━━━━━ Studientext

Arbeitsgemeinschaft für Bildung (AfB) Karlsruhe

SPD stellt sich auf die Seite der ErzieherInnen und Eltern

Pressemitteilungen

Die Karlsruher SPD unterstützt die Tarifforderungen der Beschäftigten im Sozial- und Erziehungsdienst in der aktuellen Tarifrunde. „Die Erzieherinnen und Erzieher in unseren Kitas sind eine tragende Säule der Kommunen. Eltern sind dafür nicht nur dankbar, sondern bringen ihnen auch ein großes Maß an Vertrauen entgegen, wenn sie ihre Kinder in fremde Obhut übergeben. Der aktuelle Tarifkonflikt und die großen Probleme von Eltern während der Warnstreiks eine Alternative zu finden, belegen das wir auf die Arbeit der Erzieherinnen und Erzieher angewiesen sind.“, stellt Parsa Marvi fest. Der SPD-Kreisvorsitzende äußert damit Verständnis für die Streikenden und die betroffenen Eltern gleichermaßen.

━━━━━━━━━━

▸ Gelesenes anwenden
A – Stimmen die folgenden Aussagen mit dem Studientext überein? Beantworte jede mit Ja oder Nein und zitiere die entscheidenden Worte des Textes wörtlich. (i) Die Karlsruher SPD unterstützt die Tarifforderungen der Beschäftigten im Sozial- und Erziehungsdienst. (ii) Parsa Marvi äußert Verständnis nur für die Streikenden, nicht aber für die Eltern. (iii) Den Eltern fiel es während der Warnstreiks leicht, eine Alternative zu finden.
B – Fasse den Absatz des Studientextes, der mit „Die Karlsruher SPD unterstützt“ beginnt, als Liste zusammen und behalte dabei seine wesentlichen Fakten bei.

━━━━━ Bereitgestellte Daten

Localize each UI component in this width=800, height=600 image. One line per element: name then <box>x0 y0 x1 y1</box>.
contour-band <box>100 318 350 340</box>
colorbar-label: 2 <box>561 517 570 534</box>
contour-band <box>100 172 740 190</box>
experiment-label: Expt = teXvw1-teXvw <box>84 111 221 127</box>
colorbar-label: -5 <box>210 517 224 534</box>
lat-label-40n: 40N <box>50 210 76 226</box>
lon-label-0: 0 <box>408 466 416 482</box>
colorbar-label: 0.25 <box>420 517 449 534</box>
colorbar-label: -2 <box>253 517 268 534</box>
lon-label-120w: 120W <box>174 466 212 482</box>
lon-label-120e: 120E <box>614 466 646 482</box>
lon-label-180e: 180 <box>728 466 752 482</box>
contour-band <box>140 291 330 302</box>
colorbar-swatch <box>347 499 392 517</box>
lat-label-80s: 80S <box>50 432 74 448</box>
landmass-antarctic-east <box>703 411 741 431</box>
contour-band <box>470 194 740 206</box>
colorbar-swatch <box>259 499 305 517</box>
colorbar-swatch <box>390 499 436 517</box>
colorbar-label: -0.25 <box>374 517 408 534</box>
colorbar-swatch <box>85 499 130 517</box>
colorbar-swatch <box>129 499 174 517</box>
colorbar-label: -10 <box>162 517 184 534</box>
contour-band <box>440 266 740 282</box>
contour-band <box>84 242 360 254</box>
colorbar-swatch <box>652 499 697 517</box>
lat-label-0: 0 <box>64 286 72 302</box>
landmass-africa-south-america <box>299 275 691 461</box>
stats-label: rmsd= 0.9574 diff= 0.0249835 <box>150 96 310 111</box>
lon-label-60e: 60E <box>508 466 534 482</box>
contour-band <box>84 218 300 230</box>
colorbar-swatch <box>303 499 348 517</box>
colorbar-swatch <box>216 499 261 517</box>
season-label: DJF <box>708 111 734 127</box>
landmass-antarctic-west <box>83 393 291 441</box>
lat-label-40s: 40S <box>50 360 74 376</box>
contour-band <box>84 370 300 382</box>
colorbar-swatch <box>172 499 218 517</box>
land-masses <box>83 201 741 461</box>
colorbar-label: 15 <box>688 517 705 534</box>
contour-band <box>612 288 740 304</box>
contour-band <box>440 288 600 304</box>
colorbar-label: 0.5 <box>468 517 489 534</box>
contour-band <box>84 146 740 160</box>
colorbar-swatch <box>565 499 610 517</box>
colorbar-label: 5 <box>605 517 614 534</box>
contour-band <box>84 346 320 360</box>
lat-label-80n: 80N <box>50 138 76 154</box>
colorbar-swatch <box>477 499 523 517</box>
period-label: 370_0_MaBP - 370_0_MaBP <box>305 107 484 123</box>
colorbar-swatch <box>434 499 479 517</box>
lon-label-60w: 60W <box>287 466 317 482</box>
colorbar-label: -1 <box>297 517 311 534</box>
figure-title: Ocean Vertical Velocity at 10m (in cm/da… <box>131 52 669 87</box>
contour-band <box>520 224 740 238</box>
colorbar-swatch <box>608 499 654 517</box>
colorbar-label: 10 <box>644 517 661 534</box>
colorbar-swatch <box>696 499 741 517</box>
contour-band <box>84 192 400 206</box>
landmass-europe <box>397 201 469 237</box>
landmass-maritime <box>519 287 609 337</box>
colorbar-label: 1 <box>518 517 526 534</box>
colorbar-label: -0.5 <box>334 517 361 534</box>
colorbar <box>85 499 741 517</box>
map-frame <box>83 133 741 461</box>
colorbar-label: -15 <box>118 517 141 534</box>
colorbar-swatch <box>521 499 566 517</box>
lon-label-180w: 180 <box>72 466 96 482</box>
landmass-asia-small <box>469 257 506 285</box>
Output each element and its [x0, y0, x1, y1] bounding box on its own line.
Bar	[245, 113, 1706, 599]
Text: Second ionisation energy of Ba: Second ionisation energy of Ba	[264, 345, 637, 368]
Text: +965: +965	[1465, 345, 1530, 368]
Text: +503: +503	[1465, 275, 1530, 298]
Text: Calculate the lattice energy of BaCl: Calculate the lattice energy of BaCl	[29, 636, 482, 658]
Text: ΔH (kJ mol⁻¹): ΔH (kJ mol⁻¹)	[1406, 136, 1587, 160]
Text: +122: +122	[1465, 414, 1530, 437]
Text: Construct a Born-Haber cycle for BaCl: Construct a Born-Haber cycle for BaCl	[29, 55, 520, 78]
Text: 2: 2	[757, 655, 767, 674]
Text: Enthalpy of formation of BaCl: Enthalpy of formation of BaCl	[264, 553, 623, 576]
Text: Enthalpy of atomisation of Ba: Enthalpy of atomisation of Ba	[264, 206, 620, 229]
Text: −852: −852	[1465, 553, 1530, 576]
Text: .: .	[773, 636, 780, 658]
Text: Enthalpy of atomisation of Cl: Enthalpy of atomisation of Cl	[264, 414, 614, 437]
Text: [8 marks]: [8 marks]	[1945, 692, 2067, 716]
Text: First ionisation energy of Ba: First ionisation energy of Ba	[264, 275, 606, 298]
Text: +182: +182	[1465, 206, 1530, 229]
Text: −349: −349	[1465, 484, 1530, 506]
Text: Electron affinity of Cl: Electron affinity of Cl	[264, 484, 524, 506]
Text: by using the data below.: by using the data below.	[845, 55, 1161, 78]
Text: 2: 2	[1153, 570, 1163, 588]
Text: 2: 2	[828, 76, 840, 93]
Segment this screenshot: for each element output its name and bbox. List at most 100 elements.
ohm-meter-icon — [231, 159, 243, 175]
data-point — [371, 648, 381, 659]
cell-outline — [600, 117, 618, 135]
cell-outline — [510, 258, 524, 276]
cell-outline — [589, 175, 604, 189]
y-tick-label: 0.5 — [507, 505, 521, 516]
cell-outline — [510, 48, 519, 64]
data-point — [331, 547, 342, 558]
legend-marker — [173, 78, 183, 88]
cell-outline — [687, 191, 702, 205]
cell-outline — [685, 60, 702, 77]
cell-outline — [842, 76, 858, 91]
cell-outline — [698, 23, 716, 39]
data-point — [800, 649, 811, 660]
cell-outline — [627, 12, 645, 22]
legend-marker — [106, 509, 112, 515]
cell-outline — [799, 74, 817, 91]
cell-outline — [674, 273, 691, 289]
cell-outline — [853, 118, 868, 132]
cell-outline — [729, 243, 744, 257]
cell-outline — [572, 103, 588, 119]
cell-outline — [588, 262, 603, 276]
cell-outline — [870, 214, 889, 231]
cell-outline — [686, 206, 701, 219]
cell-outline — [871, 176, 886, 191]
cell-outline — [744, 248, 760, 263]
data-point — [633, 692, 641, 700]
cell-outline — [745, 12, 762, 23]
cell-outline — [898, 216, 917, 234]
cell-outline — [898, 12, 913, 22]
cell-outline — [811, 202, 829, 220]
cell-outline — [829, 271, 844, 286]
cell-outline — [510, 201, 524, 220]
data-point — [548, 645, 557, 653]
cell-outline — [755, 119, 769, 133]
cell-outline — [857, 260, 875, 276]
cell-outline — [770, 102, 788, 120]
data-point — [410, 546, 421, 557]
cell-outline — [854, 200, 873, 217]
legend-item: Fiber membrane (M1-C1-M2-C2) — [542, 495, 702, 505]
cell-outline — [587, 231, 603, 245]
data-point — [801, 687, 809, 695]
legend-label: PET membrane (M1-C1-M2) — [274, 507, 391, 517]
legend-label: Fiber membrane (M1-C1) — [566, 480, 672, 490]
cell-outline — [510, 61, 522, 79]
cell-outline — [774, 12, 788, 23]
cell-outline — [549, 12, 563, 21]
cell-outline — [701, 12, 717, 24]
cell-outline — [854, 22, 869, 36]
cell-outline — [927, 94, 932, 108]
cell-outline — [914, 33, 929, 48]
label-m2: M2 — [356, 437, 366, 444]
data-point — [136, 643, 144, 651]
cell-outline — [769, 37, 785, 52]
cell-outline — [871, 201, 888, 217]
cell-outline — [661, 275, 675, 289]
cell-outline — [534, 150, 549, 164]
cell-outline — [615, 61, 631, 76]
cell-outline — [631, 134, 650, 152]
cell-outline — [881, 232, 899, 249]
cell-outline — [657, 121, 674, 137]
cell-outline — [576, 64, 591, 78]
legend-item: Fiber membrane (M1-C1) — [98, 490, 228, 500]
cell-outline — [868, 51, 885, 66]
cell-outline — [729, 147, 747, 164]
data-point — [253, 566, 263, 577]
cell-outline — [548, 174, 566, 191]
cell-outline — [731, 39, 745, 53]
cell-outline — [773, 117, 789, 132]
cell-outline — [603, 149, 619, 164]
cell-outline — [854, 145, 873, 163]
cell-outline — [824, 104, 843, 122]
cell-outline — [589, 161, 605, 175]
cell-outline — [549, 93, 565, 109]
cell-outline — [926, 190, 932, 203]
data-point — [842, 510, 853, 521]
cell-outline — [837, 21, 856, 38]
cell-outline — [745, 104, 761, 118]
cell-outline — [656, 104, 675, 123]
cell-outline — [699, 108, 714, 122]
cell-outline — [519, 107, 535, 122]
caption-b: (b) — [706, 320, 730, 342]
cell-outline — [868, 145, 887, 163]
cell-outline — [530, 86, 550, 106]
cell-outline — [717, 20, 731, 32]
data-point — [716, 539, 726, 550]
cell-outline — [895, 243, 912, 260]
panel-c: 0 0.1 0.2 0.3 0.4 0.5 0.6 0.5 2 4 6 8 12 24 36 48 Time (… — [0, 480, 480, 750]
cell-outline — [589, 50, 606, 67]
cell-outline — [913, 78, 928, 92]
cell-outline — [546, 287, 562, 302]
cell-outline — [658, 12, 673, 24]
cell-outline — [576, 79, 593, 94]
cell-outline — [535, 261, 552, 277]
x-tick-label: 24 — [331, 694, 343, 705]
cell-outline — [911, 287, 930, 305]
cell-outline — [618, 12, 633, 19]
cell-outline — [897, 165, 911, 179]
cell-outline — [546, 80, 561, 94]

━━━━━━━━━━

▸ Geordnete Antworten
A –
(i) Ja: „Die Karlsruher SPD unterstützt die Tarifforderungen der Beschäftigten im Sozial- und Erziehungsdienst in der aktuellen Tarifrunde.“
(ii) Nein: „Verständnis für die Streikenden und die betroffenen Eltern gleichermaßen“
(iii) Nein: „die großen Probleme von Eltern während der Warnstreiks eine Alternative zu finden“

B –
- Die Karlsruher SPD unterstützt in der aktuellen Tarifrunde die Tarifforderungen der Beschäftigten im Sozial- und Erziehungsdienst.
- Laut Parsa Marvi sind die Erzieherinnen und Erzieher in den Kitas eine tragende Säule der Kommunen.
- Eltern sind ihnen dankbar und bringen ihnen großes Vertrauen entgegen, wenn sie ihre Kinder in fremde Obhut geben.
- Der Tarifkonflikt und die großen Probleme der Eltern, während der Warnstreiks eine Alternative zu finden, belegen, dass man auf die Arbeit der Erzieherinnen und Erzieher angewiesen ist.
- Der SPD-Kreisvorsitzende äußert Verständnis für die Streikenden und für die betroffenen Eltern gleichermaßen.